### 简短题目
从下面的列表中原样摘录从开头到包含“settings-button[interactable] [0,410,30,437]”的那一行为止的各行，首尾两行都算在内。

### 待处理列表
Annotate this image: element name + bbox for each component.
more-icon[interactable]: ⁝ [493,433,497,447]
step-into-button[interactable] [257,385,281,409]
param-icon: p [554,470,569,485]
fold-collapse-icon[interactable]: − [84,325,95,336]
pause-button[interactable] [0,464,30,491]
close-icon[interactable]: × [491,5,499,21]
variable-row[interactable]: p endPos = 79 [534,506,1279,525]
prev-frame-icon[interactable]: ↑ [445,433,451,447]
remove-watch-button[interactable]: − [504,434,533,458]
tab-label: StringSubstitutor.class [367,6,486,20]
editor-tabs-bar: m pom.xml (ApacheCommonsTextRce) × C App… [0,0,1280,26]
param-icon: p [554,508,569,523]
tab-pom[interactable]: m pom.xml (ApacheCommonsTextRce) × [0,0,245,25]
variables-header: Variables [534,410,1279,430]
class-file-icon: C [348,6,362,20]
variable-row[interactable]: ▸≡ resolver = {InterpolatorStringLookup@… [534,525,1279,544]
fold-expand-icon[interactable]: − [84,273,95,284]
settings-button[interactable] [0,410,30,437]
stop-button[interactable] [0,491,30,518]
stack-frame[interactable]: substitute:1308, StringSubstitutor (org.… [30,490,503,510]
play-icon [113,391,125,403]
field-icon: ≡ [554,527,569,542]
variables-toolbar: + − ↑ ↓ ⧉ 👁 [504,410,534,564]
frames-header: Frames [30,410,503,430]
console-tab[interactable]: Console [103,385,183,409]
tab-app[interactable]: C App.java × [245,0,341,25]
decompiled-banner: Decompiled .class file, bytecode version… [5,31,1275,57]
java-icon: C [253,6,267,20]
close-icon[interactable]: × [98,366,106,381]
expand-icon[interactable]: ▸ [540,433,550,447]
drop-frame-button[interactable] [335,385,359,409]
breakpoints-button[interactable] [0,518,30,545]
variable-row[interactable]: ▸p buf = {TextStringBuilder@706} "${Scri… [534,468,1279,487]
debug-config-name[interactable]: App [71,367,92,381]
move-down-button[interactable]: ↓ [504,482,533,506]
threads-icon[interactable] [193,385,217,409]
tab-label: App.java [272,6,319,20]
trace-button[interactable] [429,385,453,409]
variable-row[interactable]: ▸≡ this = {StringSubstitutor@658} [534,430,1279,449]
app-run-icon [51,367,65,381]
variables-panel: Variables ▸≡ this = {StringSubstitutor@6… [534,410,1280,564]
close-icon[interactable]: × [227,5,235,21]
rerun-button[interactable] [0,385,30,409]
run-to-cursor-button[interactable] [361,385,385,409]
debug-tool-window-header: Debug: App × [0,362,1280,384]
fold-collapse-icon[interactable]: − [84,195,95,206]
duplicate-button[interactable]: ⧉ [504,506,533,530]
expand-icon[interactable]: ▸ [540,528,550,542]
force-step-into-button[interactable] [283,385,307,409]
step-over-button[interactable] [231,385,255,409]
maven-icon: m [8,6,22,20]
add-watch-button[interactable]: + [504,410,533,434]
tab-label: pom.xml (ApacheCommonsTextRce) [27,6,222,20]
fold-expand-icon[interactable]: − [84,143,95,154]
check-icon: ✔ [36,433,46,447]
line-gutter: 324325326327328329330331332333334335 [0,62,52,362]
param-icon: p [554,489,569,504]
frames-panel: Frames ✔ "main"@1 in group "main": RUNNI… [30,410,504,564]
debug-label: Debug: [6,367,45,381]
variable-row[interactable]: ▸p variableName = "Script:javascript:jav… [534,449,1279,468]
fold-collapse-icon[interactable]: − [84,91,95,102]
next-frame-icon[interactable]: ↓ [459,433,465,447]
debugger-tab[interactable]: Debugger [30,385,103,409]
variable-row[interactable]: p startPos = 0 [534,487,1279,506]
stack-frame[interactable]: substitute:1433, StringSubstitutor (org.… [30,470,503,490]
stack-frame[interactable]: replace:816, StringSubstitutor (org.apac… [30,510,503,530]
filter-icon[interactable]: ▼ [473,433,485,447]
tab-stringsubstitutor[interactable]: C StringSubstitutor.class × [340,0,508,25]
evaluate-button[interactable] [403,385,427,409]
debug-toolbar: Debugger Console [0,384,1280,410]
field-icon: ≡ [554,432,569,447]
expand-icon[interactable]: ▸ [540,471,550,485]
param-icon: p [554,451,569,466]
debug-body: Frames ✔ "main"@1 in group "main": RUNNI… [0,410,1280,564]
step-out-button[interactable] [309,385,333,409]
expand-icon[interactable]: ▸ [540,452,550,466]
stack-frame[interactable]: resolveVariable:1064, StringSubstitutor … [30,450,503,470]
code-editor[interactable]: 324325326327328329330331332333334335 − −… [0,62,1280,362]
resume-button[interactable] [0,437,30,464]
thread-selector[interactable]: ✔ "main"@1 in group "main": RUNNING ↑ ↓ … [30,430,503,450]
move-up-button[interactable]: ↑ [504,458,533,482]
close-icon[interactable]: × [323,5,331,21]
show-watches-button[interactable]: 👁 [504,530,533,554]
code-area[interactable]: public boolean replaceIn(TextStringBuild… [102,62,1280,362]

### 回答如下
Annotate this image: element name + bbox for each component.
more-icon[interactable]: ⁝ [493,433,497,447]
step-into-button[interactable] [257,385,281,409]
param-icon: p [554,470,569,485]
fold-collapse-icon[interactable]: − [84,325,95,336]
pause-button[interactable] [0,464,30,491]
close-icon[interactable]: × [491,5,499,21]
variable-row[interactable]: p endPos = 79 [534,506,1279,525]
prev-frame-icon[interactable]: ↑ [445,433,451,447]
remove-watch-button[interactable]: − [504,434,533,458]
tab-label: StringSubstitutor.class [367,6,486,20]
editor-tabs-bar: m pom.xml (ApacheCommonsTextRce) × C App… [0,0,1280,26]
param-icon: p [554,508,569,523]
tab-pom[interactable]: m pom.xml (ApacheCommonsTextRce) × [0,0,245,25]
variables-header: Variables [534,410,1279,430]
class-file-icon: C [348,6,362,20]
variable-row[interactable]: ▸≡ resolver = {InterpolatorStringLookup@… [534,525,1279,544]
fold-expand-icon[interactable]: − [84,273,95,284]
settings-button[interactable] [0,410,30,437]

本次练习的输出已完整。